→ EXERCISE GOAL:
Go through the records line by line and work out how many lines hold the word "called". Answer with the number only.

::: RECORDS PROVIDED

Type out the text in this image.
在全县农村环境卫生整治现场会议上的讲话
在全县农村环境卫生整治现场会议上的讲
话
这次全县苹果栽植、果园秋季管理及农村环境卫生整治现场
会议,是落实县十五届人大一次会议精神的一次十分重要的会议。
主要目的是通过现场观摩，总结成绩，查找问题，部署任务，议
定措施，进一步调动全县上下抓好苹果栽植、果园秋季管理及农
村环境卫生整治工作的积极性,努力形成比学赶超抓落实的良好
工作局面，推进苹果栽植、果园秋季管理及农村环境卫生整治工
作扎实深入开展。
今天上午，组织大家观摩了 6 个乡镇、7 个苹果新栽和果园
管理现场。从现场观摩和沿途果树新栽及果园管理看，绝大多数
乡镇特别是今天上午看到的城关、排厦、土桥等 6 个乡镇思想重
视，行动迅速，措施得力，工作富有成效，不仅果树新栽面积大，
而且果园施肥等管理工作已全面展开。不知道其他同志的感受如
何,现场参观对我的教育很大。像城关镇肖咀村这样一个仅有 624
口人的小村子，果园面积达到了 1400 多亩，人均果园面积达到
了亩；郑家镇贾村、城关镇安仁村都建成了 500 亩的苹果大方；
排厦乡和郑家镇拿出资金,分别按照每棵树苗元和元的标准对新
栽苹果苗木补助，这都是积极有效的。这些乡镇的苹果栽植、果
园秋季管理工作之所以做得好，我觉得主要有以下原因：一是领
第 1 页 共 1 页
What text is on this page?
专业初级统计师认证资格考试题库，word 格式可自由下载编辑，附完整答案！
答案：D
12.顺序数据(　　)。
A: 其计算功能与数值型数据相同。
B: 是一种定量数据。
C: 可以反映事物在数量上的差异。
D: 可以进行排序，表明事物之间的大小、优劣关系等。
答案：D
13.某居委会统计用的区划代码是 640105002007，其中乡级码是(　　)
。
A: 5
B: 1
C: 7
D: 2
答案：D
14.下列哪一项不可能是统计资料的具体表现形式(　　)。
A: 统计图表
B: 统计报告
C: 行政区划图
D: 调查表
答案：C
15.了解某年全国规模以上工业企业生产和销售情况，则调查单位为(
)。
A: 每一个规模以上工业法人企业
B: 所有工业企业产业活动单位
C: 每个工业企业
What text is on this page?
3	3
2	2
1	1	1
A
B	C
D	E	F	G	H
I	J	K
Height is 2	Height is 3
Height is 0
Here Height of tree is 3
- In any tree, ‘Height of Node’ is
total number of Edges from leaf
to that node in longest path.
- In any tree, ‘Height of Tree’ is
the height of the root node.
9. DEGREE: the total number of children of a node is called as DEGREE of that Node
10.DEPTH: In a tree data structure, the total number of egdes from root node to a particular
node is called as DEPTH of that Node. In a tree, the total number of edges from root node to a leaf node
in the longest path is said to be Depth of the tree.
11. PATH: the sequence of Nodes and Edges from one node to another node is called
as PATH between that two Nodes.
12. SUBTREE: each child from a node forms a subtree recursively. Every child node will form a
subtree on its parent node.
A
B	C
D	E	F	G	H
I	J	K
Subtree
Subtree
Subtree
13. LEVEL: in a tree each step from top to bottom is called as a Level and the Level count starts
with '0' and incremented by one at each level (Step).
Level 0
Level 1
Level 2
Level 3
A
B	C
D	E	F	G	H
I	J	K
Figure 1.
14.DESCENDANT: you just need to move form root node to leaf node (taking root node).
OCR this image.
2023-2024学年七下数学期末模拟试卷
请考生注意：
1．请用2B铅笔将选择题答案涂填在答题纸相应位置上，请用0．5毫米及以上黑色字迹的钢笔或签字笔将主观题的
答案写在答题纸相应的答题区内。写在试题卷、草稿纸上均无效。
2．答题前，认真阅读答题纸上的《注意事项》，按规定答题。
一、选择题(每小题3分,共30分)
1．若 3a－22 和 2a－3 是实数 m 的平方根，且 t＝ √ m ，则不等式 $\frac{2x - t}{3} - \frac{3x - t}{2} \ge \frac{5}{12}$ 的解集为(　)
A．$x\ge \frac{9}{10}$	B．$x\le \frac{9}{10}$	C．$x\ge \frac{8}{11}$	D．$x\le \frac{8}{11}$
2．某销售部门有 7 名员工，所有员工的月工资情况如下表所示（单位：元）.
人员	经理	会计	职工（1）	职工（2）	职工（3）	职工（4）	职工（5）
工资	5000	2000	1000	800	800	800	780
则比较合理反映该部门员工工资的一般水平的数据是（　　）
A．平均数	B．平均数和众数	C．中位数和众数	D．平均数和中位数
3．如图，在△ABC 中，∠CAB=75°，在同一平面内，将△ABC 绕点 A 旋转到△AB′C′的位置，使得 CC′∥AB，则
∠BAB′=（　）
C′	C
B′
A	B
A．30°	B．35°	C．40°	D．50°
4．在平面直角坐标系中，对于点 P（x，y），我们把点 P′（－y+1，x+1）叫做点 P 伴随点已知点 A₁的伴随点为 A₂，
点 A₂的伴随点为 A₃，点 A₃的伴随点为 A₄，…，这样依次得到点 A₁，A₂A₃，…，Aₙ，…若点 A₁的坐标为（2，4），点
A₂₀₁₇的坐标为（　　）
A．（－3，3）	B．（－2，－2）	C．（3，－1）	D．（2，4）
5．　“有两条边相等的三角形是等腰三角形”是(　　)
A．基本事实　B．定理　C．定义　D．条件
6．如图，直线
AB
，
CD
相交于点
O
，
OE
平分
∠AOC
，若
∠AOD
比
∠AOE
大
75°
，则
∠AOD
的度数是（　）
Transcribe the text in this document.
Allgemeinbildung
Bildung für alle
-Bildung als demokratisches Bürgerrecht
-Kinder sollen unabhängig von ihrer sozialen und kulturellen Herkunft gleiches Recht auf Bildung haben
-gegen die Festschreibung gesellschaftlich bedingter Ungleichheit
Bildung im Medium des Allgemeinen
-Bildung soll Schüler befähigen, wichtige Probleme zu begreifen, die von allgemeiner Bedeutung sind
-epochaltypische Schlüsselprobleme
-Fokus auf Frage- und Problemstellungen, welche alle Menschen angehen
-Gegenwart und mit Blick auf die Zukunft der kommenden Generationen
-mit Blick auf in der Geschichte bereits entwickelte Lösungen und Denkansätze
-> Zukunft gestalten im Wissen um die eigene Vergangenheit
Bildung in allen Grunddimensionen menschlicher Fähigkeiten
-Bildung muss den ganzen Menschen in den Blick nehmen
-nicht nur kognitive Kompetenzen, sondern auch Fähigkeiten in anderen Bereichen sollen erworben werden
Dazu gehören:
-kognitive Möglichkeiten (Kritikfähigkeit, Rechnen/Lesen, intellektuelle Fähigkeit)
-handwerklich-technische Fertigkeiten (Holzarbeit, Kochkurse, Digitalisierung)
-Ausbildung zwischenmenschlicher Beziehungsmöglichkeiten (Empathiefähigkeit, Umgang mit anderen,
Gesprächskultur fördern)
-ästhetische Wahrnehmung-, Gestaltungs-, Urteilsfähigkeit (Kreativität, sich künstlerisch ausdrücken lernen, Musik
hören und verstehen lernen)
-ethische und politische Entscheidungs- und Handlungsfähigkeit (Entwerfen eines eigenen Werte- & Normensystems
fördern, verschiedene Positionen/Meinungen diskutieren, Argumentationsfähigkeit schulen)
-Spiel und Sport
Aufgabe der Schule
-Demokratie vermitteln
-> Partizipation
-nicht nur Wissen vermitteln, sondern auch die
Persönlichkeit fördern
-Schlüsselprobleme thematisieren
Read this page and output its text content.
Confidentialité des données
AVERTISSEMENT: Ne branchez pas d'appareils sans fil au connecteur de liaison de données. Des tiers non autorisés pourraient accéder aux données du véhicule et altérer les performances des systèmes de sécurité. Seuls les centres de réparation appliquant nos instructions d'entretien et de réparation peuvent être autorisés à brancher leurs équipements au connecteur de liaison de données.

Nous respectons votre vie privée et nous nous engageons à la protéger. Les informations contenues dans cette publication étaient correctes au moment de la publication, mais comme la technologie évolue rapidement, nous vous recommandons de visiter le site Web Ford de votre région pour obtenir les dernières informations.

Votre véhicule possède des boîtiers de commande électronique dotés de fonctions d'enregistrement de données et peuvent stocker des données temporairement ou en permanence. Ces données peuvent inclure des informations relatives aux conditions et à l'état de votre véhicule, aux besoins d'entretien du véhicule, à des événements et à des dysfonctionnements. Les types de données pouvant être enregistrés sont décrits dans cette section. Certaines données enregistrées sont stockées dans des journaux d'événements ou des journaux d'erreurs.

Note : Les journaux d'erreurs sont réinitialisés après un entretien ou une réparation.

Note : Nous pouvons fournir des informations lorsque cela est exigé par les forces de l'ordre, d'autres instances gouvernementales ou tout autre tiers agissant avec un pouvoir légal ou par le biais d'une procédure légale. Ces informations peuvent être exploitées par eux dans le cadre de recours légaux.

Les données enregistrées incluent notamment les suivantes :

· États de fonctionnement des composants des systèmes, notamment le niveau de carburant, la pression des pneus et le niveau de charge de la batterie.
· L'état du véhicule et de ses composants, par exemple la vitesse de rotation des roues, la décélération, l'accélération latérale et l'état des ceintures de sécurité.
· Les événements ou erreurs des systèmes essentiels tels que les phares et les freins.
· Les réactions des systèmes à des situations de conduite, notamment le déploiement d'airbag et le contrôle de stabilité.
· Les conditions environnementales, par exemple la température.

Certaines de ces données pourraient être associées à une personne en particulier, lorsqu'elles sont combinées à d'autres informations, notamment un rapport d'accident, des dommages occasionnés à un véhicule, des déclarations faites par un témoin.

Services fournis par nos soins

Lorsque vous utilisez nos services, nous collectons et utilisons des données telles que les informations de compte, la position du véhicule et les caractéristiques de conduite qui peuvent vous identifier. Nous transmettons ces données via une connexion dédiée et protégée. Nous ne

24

::::::

→ FINISHED ANSWER:
4